§ **提示文**
++++++++

「離婚届の証人を頼むとき・頼まれたとき(前編)」では、もし離婚届の証人を頼まれたら?という観点でご説明致しましたが、後編ではもし離婚届の証人を頼むとしたらという観点でご説明いたします。そもそもなぜ、 離婚届 には 証人 というものが法的に必要なのでしょうか?
離婚届の証人を頼むとき・頼まれたとき(後編)
あなたが頼むとしたら?
こんなにも悩ましい「離婚届の証人」ですが、もし、あなたが離婚を目の前にして、誰かに頼むとしたら、誰に頼みますか?頼まれたときのことを想像すると、おいそれとは頼めなくなるのではないでしょうか?
まず、第一に「なぜ離婚に至ったか?」と言う、面倒臭い話をしなければなりません。話の道中に時々「私なんてどれだけ我慢しているか?」や「結婚生活における忍耐の尊さ」などのご高説も賜りながらです。考えただけで煩わしい時間に辟易とします。
みなさんと同じように感じている人は少なくありません。世の中には離婚届の証人を紹介するビジネスもあるようです。ネットでも簡単に見つかります。成人していて本籍も住所もある方々が、見も知らずの別れたい夫婦の為にひと肌脱いでくれます。
費用は数千円、「2名で5千円」と言う広告も見かけました。離婚自体を知られたくない人や、その後の人付き合いにおいて微妙な関係になりそうだと予想する人には、手軽でありがたいビジネスと言えます。万が一、そんな状況になったときには強い味方になってくれそうです。
証人っていうけど何を「証」する人?
頼まれても困る、頼むにも困る離婚届の証人…。それほどまでに悩ましい程の「署名・捺印」をすると、その後どんな責任があるのでしょうか? 答えは「一切、何もありません!」
驚くほどに何もありません。法的な拘束力も責任も何もありません。ただ名前があるだけです。「その人が実在するか?」「ホントにこの二人は分かれるのか?」などの身元確認もありませんし、その後、再婚しようが、養育費の支払いを求めて裁判になろうが、全く関係ありません。
その日その時に於いて、「両者離婚する意思があることを知っています」と言うサインです。「単に手続き上の必須要件…」こう考えると少しは気が楽になったでしょうか?
もう一つ付け加えると、20代~60代の離婚経験ある男女に「離婚して後悔しているか?」質問したところ「後悔している」と答えたのは全体の10%に満たない少数派でした。図らずとも引き受けてしまった方へは、少し勇気づけられるアンケートデータですね。
なぜ「証人」が法的に必要なのか?

++++++++

§ **課題 1**
リストから「salutation」という文字列を含む行をすべて選び、そのまま写してください。大文字と小文字は区別します。
離婚届の証人についての文章とリストは互いに関係がありません。

§ **提供リスト**
++++++++

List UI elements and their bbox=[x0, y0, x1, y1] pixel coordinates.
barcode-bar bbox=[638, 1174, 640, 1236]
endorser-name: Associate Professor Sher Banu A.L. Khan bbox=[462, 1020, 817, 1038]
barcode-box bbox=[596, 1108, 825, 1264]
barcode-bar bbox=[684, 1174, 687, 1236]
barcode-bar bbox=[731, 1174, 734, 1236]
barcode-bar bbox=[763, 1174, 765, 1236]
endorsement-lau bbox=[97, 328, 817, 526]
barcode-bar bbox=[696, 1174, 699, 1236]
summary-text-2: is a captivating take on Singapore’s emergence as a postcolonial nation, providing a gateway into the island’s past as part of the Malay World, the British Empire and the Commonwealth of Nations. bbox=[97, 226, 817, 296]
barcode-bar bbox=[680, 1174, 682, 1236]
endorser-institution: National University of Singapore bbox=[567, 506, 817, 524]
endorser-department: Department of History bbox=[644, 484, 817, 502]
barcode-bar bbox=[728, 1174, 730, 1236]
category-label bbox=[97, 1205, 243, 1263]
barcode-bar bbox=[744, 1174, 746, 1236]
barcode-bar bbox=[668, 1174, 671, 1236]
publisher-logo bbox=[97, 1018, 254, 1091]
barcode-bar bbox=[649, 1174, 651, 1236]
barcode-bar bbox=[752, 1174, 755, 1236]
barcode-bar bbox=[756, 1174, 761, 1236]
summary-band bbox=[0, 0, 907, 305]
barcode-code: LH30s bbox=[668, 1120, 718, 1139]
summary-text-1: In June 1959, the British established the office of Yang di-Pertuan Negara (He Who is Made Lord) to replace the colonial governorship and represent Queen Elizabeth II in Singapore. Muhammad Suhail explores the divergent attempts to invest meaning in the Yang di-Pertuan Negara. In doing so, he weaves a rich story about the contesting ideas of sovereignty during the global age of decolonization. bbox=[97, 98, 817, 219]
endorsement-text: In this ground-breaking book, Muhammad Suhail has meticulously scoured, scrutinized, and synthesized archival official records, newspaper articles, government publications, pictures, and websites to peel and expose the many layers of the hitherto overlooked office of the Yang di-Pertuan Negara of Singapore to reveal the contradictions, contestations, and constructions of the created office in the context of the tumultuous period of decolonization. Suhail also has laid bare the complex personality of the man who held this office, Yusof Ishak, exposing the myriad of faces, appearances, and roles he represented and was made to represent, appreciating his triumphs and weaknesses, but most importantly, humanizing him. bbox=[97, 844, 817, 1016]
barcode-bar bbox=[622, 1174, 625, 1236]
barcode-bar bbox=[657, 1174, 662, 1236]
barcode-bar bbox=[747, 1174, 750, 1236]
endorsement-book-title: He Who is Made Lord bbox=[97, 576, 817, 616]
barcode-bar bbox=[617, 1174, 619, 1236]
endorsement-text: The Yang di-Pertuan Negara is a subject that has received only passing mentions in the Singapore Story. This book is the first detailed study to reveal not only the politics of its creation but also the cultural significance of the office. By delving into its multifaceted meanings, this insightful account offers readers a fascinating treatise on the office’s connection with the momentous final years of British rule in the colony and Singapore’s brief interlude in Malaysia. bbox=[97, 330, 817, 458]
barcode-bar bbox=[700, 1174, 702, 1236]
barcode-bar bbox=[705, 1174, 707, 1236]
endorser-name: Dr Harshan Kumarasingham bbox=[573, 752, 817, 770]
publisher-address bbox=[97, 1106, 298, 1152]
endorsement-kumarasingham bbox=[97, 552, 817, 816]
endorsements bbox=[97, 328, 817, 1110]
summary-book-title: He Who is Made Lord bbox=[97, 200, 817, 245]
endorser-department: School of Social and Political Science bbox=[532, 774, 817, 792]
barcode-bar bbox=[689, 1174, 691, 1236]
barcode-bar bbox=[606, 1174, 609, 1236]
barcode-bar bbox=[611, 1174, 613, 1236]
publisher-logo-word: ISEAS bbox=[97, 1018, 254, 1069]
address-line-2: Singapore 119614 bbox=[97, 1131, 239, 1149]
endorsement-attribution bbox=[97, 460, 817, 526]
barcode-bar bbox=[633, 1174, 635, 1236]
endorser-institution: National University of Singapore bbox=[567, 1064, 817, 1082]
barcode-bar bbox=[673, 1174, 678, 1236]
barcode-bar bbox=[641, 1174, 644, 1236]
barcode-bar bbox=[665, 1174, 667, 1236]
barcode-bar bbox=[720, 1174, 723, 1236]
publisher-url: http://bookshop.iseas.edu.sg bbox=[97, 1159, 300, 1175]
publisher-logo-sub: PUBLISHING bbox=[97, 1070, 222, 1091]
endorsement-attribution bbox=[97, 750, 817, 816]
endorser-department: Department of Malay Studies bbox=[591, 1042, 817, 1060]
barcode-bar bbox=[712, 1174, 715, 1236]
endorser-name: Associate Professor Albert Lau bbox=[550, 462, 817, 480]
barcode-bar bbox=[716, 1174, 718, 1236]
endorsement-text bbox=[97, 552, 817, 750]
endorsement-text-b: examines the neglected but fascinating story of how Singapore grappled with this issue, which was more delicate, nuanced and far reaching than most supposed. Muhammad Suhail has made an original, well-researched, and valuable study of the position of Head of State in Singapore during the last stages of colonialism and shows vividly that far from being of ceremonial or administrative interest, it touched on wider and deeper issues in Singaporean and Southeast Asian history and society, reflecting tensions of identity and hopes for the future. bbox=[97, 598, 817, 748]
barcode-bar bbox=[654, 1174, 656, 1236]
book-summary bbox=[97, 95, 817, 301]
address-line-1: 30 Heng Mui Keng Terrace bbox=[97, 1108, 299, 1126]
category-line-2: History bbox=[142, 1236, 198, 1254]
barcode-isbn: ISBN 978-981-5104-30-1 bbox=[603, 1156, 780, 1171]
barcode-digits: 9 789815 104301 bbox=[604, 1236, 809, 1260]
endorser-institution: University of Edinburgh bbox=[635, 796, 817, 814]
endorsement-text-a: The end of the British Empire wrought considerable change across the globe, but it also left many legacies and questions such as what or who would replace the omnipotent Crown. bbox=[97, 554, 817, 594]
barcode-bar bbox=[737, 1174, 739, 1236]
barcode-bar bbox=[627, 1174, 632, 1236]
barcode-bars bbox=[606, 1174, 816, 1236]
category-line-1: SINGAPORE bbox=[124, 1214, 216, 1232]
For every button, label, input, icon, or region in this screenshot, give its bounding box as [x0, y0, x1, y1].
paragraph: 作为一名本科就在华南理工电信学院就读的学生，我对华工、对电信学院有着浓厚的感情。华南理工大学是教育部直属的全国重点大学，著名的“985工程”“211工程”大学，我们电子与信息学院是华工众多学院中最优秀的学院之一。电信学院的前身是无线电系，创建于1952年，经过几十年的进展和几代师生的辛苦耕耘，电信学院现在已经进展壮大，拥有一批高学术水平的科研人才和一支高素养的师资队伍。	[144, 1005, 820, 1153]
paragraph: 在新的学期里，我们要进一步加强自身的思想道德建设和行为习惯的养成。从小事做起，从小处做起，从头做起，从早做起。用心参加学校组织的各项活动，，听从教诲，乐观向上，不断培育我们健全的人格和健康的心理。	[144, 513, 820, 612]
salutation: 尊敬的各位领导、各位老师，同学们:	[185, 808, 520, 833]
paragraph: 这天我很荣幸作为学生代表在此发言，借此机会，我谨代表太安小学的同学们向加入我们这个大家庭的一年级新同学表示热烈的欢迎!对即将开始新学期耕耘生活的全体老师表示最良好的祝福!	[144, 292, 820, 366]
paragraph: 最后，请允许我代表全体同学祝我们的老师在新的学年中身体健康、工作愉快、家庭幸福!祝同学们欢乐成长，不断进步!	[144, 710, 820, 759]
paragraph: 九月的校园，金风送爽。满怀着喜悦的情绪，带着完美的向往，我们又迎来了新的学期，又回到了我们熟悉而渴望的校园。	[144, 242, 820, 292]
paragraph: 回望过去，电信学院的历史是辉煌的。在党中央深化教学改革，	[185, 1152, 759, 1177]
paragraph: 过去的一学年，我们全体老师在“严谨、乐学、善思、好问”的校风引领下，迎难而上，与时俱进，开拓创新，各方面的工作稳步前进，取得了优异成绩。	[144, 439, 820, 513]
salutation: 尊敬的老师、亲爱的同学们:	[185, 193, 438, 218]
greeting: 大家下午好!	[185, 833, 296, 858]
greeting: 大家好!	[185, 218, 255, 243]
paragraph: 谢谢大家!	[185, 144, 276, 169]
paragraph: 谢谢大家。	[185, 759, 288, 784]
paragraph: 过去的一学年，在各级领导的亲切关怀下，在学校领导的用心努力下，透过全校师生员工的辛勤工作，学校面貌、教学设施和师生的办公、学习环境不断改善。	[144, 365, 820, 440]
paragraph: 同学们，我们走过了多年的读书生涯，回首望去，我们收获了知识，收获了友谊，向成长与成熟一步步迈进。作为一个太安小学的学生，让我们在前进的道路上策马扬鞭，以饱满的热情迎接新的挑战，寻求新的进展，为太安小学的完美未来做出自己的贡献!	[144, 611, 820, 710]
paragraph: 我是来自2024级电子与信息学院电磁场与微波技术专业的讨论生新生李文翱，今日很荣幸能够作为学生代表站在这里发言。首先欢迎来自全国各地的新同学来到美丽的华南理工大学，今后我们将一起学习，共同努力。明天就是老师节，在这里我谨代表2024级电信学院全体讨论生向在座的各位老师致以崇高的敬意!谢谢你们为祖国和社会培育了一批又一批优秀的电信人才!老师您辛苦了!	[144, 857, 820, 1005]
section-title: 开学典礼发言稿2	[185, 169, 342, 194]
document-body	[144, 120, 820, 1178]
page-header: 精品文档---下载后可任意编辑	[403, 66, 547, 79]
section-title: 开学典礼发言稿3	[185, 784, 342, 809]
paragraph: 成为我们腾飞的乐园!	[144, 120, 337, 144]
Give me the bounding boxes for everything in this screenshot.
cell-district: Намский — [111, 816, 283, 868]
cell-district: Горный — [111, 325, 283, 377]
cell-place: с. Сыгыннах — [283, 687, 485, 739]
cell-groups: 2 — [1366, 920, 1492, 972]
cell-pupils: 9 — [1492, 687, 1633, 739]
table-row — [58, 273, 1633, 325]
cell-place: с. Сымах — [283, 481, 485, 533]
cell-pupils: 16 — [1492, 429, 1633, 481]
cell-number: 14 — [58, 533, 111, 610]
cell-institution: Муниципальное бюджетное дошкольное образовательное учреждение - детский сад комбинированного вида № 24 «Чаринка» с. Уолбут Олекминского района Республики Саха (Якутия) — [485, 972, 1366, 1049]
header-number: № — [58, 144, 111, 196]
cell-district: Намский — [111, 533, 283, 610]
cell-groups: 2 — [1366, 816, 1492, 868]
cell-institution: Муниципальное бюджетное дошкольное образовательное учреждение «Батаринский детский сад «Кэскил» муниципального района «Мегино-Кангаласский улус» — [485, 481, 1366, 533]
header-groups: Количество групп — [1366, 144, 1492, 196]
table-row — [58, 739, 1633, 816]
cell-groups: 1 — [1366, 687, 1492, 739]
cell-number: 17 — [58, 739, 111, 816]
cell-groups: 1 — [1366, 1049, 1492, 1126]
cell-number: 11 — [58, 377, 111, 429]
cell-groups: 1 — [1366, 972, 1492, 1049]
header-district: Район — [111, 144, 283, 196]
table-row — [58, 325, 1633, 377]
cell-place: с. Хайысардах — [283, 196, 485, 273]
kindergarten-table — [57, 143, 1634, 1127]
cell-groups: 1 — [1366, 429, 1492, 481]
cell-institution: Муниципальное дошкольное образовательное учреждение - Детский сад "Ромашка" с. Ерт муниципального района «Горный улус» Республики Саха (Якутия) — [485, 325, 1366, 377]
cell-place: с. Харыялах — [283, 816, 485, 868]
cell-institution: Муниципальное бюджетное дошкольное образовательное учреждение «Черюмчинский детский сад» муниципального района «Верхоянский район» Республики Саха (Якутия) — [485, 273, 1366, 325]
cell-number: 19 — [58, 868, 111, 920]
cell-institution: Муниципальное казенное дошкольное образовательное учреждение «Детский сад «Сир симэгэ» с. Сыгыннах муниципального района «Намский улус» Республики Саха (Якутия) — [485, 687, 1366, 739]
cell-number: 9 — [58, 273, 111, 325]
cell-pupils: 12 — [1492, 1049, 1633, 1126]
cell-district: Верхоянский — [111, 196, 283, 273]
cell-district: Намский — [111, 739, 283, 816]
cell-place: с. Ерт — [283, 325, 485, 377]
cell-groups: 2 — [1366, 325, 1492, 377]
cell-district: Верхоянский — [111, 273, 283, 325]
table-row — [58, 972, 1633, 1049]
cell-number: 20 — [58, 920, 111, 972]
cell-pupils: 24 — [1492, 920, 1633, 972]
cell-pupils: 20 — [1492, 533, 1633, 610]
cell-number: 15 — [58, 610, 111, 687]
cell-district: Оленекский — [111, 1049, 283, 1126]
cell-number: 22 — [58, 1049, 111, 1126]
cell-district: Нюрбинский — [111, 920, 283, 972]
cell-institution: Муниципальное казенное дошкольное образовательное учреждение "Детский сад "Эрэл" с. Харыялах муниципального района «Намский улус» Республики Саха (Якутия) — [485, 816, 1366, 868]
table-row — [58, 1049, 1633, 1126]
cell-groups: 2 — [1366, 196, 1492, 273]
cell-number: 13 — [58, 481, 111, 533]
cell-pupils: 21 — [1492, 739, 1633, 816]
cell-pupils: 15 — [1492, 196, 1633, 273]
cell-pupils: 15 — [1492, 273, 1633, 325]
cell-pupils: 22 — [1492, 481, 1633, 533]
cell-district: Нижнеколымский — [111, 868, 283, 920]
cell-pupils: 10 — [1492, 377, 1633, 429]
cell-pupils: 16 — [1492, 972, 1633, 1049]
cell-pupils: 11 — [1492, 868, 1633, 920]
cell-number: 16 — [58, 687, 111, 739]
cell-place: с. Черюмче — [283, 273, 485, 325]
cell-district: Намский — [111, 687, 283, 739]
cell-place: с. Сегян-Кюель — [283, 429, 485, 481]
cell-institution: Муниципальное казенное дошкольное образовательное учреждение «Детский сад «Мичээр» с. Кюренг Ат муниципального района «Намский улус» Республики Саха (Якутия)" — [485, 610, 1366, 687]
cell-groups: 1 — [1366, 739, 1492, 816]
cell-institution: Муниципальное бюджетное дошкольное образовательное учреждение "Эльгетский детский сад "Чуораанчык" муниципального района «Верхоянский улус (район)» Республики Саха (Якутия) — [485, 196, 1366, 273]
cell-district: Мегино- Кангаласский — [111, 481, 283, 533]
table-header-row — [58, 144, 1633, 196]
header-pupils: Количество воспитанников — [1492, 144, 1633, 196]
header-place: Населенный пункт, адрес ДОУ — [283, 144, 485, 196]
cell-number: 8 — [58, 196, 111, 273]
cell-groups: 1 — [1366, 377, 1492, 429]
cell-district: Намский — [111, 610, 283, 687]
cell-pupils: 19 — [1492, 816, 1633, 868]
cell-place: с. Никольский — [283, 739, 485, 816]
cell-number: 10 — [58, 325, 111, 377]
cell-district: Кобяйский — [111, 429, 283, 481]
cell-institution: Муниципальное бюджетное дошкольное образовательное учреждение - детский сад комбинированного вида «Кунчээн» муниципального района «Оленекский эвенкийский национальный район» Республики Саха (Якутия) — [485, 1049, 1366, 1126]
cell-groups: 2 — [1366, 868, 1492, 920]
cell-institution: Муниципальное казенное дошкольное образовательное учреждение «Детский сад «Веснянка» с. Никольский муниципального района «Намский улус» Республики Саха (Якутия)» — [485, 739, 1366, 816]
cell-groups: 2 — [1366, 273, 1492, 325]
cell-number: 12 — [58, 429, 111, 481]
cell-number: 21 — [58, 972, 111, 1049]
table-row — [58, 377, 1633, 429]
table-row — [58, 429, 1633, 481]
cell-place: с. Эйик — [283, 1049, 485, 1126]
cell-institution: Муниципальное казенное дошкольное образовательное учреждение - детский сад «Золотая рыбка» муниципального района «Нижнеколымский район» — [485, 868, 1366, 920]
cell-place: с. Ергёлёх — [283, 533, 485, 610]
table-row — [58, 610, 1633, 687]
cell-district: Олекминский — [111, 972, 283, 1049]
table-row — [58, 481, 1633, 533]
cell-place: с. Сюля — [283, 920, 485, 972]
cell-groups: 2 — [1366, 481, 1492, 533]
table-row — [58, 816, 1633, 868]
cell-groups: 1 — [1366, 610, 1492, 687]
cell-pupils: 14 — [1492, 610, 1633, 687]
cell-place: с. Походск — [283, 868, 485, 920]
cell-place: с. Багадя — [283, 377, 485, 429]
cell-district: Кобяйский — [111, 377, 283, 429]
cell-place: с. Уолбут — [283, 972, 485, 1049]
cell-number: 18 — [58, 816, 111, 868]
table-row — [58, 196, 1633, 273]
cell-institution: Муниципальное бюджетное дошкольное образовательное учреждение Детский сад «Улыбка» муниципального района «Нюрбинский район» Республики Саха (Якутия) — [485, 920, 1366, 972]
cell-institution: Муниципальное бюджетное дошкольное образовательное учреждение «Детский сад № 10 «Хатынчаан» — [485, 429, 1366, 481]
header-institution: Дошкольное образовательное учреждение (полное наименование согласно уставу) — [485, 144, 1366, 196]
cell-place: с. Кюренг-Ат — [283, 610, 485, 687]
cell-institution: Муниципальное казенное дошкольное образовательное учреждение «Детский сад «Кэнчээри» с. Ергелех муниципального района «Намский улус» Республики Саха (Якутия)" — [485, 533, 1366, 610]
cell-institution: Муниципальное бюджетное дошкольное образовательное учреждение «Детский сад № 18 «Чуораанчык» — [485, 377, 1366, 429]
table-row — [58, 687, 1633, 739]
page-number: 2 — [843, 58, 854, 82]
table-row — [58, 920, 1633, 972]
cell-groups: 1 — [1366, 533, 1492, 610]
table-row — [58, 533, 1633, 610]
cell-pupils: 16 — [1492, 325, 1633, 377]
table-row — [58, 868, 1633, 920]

++++++++

§ **課題 2**
離婚届の証人についての文章から、「みなさんと同じように感じてい」で始まり「は「一切、何もありません!」」で終わる部分を、一字も変えずに書き出すこと。

§ **解答 1**
salutation: 尊敬的各位领导、各位老师，同学们:	[185, 808, 520, 833]
salutation: 尊敬的老师、亲爱的同学们:	[185, 193, 438, 218]

§ **解答 2**
みなさんと同じように感じている人は少なくありません。世の中には離婚届の証人を紹介するビジネスもあるようです。ネットでも簡単に見つかります。成人していて本籍も住所もある方々が、見も知らずの別れたい夫婦の為にひと肌脱いでくれます。
費用は数千円、「2名で5千円」と言う広告も見かけました。離婚自体を知られたくない人や、その後の人付き合いにおいて微妙な関係になりそうだと予想する人には、手軽でありがたいビジネスと言えます。万が一、そんな状況になったときには強い味方になってくれそうです。
証人っていうけど何を「証」する人?
頼まれても困る、頼むにも困る離婚届の証人…。それほどまでに悩ましい程の「署名・捺印」をすると、その後どんな責任があるのでしょうか? 答えは「一切、何もありません!」